• CHALLENGE:
Determine how many lines of the records include "влияние", and answer with the number alone.

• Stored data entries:
╔══

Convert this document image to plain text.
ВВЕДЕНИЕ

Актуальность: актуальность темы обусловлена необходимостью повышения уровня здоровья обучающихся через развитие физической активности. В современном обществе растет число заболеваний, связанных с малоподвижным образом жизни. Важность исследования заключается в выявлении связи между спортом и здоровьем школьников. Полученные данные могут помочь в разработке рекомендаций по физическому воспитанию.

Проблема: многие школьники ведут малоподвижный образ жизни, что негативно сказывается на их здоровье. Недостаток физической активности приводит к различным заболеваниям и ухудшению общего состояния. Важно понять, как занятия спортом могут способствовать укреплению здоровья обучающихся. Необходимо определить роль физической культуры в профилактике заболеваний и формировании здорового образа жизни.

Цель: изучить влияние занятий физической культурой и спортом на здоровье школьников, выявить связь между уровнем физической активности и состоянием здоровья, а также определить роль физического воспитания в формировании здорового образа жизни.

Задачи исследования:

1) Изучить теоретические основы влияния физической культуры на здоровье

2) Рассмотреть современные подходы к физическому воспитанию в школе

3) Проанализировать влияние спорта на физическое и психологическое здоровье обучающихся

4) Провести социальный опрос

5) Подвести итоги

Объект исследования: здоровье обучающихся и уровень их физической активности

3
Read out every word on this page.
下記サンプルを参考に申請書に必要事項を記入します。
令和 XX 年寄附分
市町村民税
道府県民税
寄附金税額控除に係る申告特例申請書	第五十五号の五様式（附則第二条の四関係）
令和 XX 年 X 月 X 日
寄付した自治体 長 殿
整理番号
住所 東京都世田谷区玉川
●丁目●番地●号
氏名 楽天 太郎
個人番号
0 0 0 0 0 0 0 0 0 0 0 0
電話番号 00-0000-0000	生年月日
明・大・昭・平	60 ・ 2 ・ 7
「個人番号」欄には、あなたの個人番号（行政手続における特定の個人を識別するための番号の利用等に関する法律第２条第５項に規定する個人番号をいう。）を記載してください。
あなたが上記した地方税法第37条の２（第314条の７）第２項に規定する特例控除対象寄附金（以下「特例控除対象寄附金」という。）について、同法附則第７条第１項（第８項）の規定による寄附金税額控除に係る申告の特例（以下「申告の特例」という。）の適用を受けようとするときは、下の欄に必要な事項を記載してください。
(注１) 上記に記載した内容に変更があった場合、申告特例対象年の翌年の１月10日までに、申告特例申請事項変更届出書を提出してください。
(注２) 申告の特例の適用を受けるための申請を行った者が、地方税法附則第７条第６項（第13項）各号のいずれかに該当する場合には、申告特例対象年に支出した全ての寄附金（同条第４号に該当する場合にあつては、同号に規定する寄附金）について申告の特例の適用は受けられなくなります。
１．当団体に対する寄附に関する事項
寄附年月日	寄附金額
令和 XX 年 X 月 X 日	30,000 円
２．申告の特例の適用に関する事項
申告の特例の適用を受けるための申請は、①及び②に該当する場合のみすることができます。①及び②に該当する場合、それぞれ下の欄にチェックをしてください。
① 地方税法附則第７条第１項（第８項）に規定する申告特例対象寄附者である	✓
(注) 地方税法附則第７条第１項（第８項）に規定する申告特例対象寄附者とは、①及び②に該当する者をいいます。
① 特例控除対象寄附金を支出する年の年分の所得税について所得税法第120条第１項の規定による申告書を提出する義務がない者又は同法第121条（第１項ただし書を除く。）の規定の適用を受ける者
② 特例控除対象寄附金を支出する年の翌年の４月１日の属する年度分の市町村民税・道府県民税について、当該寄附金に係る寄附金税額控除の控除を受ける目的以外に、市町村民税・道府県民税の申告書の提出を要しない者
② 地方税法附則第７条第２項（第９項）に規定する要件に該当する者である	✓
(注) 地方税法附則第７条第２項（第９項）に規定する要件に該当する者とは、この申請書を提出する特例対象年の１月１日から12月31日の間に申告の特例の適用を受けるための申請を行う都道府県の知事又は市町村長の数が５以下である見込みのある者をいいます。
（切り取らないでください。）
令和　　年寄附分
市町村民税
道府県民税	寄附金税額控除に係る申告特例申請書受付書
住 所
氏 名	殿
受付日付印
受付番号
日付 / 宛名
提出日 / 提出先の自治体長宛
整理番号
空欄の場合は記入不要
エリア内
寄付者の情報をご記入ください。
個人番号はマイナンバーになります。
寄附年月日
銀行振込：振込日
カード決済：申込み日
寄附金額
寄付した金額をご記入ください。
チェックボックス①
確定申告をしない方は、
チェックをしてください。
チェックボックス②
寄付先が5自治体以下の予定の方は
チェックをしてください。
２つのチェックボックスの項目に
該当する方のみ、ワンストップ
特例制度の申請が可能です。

╚══

• PROBLEM SOLUTION:
2